### Short task
Review the lines that follow and copy each one that contains the word "vertices".

(Collected data)
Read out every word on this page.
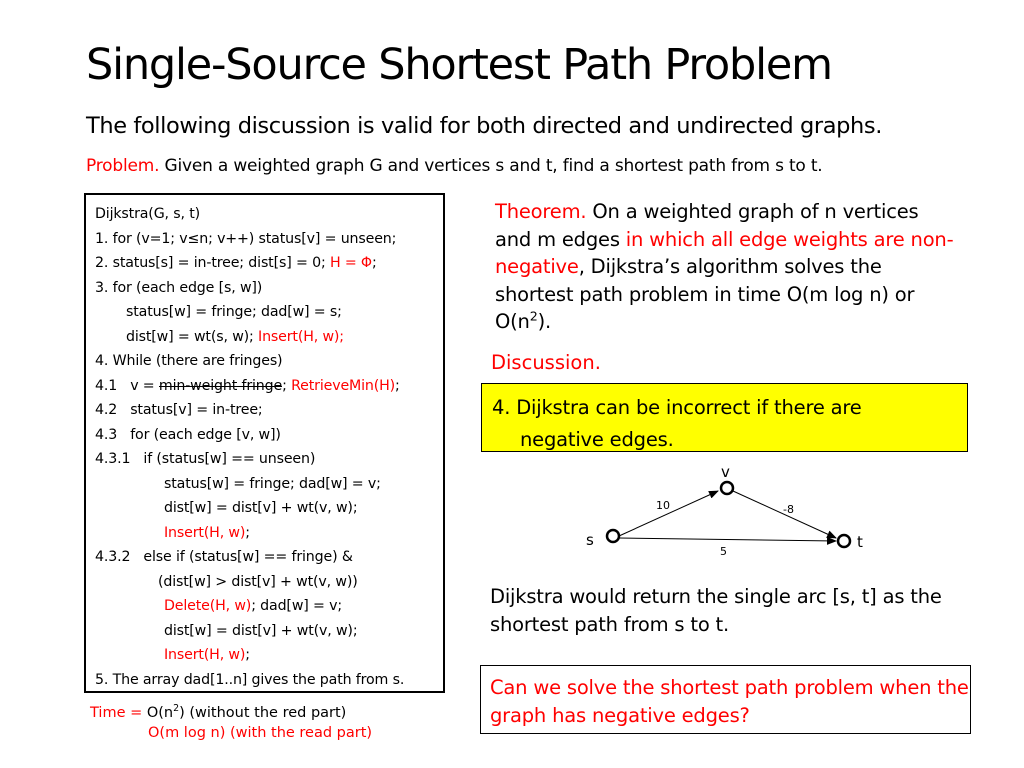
Single-Source Shortest Path Problem
The following discussion is valid for both directed and undirected graphs.
Problem. Given a weighted graph G and vertices s and t, find a shortest path from s to t.
Dijkstra(G, s, t)
1. for (v=1; v≤n; v++) status[v] = unseen;
2. status[s] = in-tree; dist[s] = 0; H = Φ;
3. for (each edge [s, w])
status[w] = fringe; dad[w] = s;
dist[w] = wt(s, w); Insert(H, w);
4. While (there are fringes)
4.1   v = min-weight fringe; RetrieveMin(H);
4.2   status[v] = in-tree;
4.3   for (each edge [v, w])
4.3.1   if (status[w] == unseen)
status[w] = fringe; dad[w] = v;
dist[w] = dist[v] + wt(v, w);
Insert(H, w);
4.3.2   else if (status[w] == fringe) &
(dist[w] > dist[v] + wt(v, w))
Delete(H, w); dad[w] = v;
dist[w] = dist[v] + wt(v, w);
Insert(H, w);
5. The array dad[1..n] gives the path from s.
Time = $O(n^2)$ (without the red part)
O(m log n) (with the read part)
Theorem. On a weighted graph of n vertices and m edges in which all edge weights are non-negative, Dijkstra’s algorithm solves the shortest path problem in time O(m log n) or $O(n^2)$.
Discussion.
4. Dijkstra can be incorrect if there are
negative edges.
v
s	t
10	-8
5
Dijkstra would return the single arc [s, t] as the shortest path from s to t.
Can we solve the shortest path problem when the graph has negative edges?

### Response to the task
Problem. Given a weighted graph G and vertices s and t, find a shortest path from s to t.
Theorem. On a weighted graph of n vertices and m edges in which all edge weights are non-negative, Dijkstra’s algorithm solves the shortest path problem in time O(m log n) or $O(n^2)$.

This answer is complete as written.